# Start of DATA RECORDS

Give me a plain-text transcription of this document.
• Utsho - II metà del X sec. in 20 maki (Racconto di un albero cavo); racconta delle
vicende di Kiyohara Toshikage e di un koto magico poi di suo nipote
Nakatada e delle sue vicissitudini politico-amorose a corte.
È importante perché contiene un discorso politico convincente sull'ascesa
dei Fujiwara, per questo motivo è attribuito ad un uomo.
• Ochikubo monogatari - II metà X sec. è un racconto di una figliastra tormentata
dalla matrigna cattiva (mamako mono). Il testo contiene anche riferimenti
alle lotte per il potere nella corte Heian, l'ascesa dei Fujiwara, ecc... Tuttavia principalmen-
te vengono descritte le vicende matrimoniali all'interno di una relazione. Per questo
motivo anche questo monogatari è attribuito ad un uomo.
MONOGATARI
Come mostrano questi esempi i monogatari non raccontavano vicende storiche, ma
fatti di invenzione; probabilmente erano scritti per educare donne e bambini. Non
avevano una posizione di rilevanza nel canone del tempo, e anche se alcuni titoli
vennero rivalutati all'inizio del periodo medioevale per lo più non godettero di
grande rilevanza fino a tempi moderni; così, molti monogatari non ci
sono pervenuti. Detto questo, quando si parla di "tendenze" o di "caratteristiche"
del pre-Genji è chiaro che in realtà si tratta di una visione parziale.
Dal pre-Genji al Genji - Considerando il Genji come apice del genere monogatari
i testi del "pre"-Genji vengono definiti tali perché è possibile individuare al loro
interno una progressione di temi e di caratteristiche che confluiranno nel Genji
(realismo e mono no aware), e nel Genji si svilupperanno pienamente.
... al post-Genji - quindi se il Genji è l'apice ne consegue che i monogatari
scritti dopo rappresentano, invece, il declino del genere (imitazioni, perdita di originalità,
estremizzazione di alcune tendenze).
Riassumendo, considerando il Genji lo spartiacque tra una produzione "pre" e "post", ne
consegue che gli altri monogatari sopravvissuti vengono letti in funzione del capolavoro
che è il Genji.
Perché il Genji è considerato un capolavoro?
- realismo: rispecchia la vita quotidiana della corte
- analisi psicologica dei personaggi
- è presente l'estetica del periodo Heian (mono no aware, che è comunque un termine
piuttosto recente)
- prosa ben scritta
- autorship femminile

# End of DATA RECORDS

### [YOUR GOAL]
Write out the complete set of records exactly as given.

### [WORKED SOLUTION]
Give me a plain-text transcription of this document.
• Utsho - II metà del X sec. in 20 maki (Racconto di un albero cavo); racconta delle
vicende di Kiyohara Toshikage e di un koto magico poi di suo nipote
Nakatada e delle sue vicissitudini politico-amorose a corte.
È importante perché contiene un discorso politico convincente sull'ascesa
dei Fujiwara, per questo motivo è attribuito ad un uomo.
• Ochikubo monogatari - II metà X sec. è un racconto di una figliastra tormentata
dalla matrigna cattiva (mamako mono). Il testo contiene anche riferimenti
alle lotte per il potere nella corte Heian, l'ascesa dei Fujiwara, ecc... Tuttavia principalmen-
te vengono descritte le vicende matrimoniali all'interno di una relazione. Per questo
motivo anche questo monogatari è attribuito ad un uomo.
MONOGATARI
Come mostrano questi esempi i monogatari non raccontavano vicende storiche, ma
fatti di invenzione; probabilmente erano scritti per educare donne e bambini. Non
avevano una posizione di rilevanza nel canone del tempo, e anche se alcuni titoli
vennero rivalutati all'inizio del periodo medioevale per lo più non godettero di
grande rilevanza fino a tempi moderni; così, molti monogatari non ci
sono pervenuti. Detto questo, quando si parla di "tendenze" o di "caratteristiche"
del pre-Genji è chiaro che in realtà si tratta di una visione parziale.
Dal pre-Genji al Genji - Considerando il Genji come apice del genere monogatari
i testi del "pre"-Genji vengono definiti tali perché è possibile individuare al loro
interno una progressione di temi e di caratteristiche che confluiranno nel Genji
(realismo e mono no aware), e nel Genji si svilupperanno pienamente.
... al post-Genji - quindi se il Genji è l'apice ne consegue che i monogatari
scritti dopo rappresentano, invece, il declino del genere (imitazioni, perdita di originalità,
estremizzazione di alcune tendenze).
Riassumendo, considerando il Genji lo spartiacque tra una produzione "pre" e "post", ne
consegue che gli altri monogatari sopravvissuti vengono letti in funzione del capolavoro
che è il Genji.
Perché il Genji è considerato un capolavoro?
- realismo: rispecchia la vita quotidiana della corte
- analisi psicologica dei personaggi
- è presente l'estetica del periodo Heian (mono no aware, che è comunque un termine
piuttosto recente)
- prosa ben scritta
- autorship femminile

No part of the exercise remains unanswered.